• _Direction_:
Look through the data below. Collect every line where the word "Analysis" occurs.

(Excerpt from a dataset)

========================================

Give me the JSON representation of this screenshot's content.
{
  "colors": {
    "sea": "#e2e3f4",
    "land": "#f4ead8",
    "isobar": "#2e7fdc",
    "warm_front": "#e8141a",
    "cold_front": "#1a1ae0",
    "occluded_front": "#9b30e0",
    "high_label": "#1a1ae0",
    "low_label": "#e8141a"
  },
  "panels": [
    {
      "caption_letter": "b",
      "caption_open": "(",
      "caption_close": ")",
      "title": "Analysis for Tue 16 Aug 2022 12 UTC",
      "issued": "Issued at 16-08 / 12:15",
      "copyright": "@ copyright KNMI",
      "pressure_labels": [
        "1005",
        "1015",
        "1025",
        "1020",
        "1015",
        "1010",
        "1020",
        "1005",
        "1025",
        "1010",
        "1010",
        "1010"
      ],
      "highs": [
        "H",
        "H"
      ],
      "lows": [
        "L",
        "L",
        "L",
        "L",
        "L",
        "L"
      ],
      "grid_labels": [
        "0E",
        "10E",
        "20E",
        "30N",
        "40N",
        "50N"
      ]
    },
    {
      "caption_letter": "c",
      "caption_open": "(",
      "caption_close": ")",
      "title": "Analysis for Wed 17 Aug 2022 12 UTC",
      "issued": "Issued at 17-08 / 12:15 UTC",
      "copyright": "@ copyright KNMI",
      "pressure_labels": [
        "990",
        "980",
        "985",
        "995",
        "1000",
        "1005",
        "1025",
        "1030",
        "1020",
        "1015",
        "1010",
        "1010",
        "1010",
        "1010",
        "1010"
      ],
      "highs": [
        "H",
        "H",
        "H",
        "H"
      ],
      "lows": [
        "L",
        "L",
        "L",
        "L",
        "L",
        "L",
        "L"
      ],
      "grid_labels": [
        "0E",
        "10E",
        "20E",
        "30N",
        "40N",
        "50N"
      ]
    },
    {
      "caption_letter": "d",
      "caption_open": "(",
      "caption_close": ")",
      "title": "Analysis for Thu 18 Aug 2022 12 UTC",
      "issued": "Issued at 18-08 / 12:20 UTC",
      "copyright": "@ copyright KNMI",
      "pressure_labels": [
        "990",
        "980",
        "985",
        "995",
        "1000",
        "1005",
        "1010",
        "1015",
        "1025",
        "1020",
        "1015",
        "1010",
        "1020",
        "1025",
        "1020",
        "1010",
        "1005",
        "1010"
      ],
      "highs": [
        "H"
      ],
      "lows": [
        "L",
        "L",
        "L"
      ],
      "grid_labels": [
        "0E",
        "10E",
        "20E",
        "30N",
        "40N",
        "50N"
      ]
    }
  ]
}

========================================

• _Answer to the task_:
      "title": "Analysis for Tue 16 Aug 2022 12 UTC",
      "title": "Analysis for Wed 17 Aug 2022 12 UTC",
      "title": "Analysis for Thu 18 Aug 2022 12 UTC",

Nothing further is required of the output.